» BRIEF: Go through each line of the records below and count those with the word "schon"; give only the total.

» DATA SECTION:

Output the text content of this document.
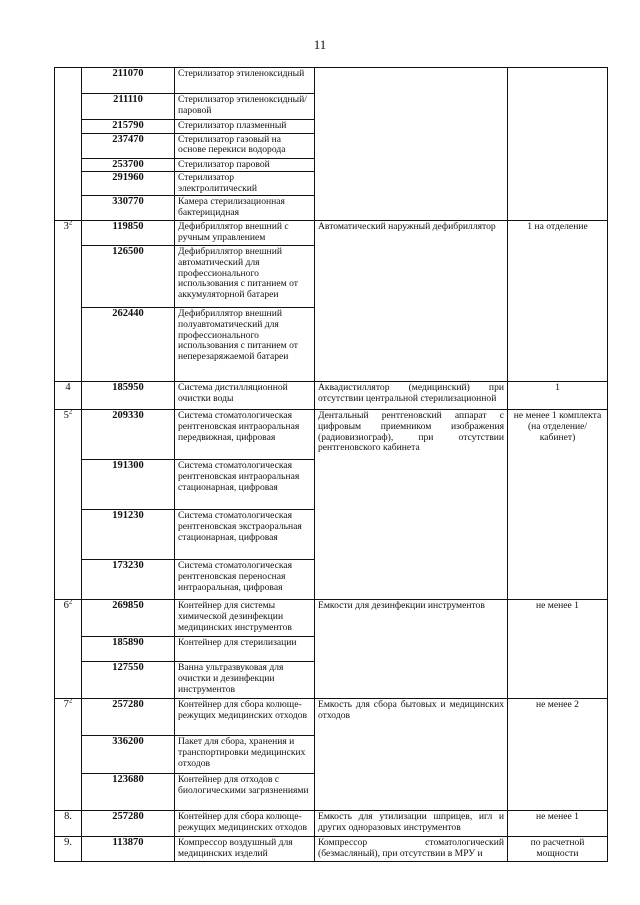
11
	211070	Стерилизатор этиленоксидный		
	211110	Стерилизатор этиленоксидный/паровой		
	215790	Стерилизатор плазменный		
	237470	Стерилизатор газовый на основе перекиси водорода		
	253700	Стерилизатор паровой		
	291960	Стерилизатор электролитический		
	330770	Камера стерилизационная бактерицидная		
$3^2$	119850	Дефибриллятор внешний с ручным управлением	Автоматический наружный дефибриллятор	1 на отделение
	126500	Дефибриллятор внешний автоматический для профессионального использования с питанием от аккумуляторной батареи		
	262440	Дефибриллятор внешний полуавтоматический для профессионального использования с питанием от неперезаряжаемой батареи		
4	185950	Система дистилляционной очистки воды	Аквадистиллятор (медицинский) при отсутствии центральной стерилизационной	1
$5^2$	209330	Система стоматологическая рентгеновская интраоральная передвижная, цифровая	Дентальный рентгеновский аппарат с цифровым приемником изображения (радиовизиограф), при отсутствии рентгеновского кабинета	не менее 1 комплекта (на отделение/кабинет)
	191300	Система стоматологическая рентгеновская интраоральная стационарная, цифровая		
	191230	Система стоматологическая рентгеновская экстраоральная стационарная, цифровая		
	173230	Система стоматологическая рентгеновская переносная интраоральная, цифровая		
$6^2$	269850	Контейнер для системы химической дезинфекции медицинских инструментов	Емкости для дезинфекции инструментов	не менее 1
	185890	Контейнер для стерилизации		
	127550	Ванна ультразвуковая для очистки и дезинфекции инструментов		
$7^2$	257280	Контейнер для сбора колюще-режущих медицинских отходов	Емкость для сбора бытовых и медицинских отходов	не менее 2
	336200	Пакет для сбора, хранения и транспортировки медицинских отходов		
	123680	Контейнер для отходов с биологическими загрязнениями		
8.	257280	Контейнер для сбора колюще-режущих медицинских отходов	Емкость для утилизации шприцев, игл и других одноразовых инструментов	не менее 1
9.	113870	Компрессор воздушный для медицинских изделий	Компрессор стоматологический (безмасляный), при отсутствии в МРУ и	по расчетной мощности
--
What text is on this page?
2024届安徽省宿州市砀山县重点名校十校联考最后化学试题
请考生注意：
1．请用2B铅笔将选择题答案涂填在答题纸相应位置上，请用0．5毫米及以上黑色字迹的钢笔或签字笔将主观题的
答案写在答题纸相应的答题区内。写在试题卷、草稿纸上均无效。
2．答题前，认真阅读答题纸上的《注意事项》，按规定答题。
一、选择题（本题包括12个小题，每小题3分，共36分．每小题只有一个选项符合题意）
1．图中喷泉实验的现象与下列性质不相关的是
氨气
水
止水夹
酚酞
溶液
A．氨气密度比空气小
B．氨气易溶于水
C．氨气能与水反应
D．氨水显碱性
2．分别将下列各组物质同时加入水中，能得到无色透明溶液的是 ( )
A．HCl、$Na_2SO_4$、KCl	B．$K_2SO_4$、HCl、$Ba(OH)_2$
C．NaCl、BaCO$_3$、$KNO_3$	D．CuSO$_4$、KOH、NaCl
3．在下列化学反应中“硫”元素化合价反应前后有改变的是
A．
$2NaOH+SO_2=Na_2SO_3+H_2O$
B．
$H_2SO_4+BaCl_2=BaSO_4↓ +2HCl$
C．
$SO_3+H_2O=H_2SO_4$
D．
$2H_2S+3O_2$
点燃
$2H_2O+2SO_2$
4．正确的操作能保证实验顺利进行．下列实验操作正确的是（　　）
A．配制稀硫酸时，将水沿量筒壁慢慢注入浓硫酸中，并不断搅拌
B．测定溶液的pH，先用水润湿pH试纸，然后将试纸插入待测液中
* * *
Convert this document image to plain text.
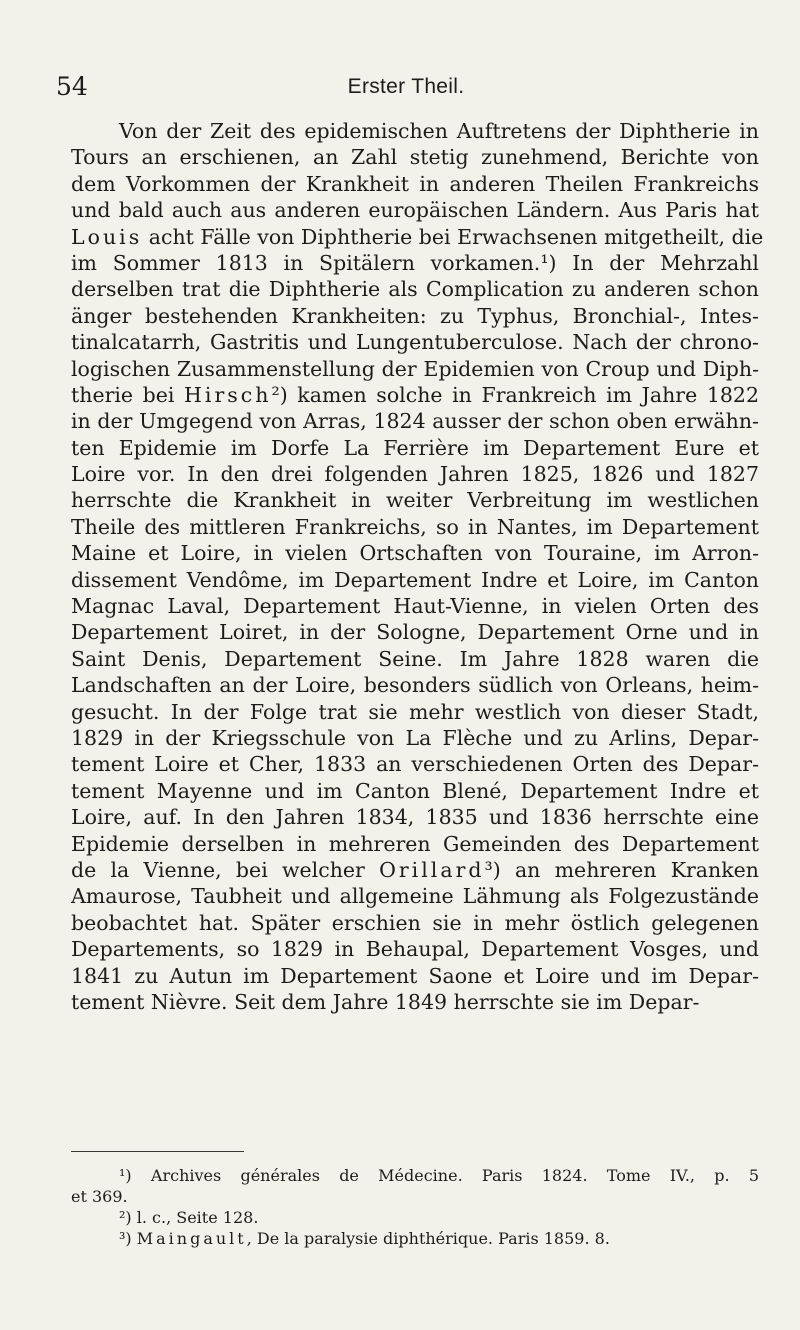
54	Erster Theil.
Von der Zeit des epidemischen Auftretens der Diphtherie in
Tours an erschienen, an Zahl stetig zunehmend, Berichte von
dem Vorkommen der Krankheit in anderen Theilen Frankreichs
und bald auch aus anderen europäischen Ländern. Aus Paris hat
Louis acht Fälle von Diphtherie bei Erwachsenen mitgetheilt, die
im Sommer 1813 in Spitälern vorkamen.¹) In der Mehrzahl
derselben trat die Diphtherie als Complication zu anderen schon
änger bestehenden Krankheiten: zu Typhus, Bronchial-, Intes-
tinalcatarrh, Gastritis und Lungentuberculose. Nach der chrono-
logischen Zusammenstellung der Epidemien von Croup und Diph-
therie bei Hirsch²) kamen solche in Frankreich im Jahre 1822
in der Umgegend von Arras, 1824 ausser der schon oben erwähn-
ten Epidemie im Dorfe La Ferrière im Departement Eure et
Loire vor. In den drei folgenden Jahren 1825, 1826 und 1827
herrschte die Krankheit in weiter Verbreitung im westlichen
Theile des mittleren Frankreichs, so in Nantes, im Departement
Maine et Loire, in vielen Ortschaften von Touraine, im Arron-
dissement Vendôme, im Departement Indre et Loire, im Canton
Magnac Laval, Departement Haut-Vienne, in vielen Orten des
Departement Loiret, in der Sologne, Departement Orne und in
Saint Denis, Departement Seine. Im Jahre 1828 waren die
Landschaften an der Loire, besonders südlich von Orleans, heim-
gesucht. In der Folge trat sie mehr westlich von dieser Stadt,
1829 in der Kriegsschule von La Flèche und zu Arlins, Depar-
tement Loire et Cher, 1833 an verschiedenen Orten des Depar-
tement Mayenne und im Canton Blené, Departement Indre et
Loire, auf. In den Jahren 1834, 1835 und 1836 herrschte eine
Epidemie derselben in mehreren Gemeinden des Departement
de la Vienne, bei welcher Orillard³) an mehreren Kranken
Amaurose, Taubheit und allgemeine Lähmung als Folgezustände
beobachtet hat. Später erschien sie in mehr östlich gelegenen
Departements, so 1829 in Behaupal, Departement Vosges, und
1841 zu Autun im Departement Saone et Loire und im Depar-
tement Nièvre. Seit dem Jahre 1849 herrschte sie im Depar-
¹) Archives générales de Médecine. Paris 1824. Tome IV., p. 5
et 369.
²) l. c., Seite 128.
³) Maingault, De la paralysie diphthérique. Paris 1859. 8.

» WORKED ANSWER: 2